TASK DIRECTIONS |
Beginning with the line containing "Serialize everything readable" and ending with the last line of the records, set down every line exactly.
── DATA PROVIDED
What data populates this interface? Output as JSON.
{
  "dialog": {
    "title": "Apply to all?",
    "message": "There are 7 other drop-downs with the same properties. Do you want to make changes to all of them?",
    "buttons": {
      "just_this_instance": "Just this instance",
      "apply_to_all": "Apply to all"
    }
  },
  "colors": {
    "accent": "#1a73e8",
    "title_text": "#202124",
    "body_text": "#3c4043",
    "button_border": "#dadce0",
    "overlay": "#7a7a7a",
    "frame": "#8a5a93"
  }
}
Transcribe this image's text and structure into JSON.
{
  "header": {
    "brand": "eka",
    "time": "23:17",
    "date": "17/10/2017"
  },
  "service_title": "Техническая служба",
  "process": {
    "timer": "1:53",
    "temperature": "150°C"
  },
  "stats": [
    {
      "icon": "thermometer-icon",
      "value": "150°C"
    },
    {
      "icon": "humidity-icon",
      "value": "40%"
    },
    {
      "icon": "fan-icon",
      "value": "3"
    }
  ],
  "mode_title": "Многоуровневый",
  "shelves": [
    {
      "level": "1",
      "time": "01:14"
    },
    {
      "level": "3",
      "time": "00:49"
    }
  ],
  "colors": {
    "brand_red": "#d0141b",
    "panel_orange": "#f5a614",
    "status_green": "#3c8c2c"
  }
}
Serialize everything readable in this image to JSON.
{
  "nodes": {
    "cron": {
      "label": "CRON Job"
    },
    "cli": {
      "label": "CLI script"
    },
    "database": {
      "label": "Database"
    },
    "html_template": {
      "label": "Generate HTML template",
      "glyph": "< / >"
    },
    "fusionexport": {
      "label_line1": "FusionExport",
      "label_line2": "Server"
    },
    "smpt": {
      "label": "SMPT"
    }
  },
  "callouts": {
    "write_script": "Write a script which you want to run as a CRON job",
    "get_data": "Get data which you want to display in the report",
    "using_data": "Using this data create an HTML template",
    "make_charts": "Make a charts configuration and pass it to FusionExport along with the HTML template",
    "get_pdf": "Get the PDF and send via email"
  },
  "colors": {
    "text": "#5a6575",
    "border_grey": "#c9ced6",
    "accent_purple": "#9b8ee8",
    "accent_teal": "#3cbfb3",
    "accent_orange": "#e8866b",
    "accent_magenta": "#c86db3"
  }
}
────
TASK OUTPUT |
Serialize everything readable in this image to JSON.
{
  "nodes": {
    "cron": {
      "label": "CRON Job"
    },
    "cli": {
      "label": "CLI script"
    },
    "database": {
      "label": "Database"
    },
    "html_template": {
      "label": "Generate HTML template",
      "glyph": "< / >"
    },
    "fusionexport": {
      "label_line1": "FusionExport",
      "label_line2": "Server"
    },
    "smpt": {
      "label": "SMPT"
    }
  },
  "callouts": {
    "write_script": "Write a script which you want to run as a CRON job",
    "get_data": "Get data which you want to display in the report",
    "using_data": "Using this data create an HTML template",
    "make_charts": "Make a charts configuration and pass it to FusionExport along with the HTML template",
    "get_pdf": "Get the PDF and send via email"
  },
  "colors": {
    "text": "#5a6575",
    "border_grey": "#c9ced6",
    "accent_purple": "#9b8ee8",
    "accent_teal": "#3cbfb3",
    "accent_orange": "#e8866b",
    "accent_magenta": "#c86db3"
  }
}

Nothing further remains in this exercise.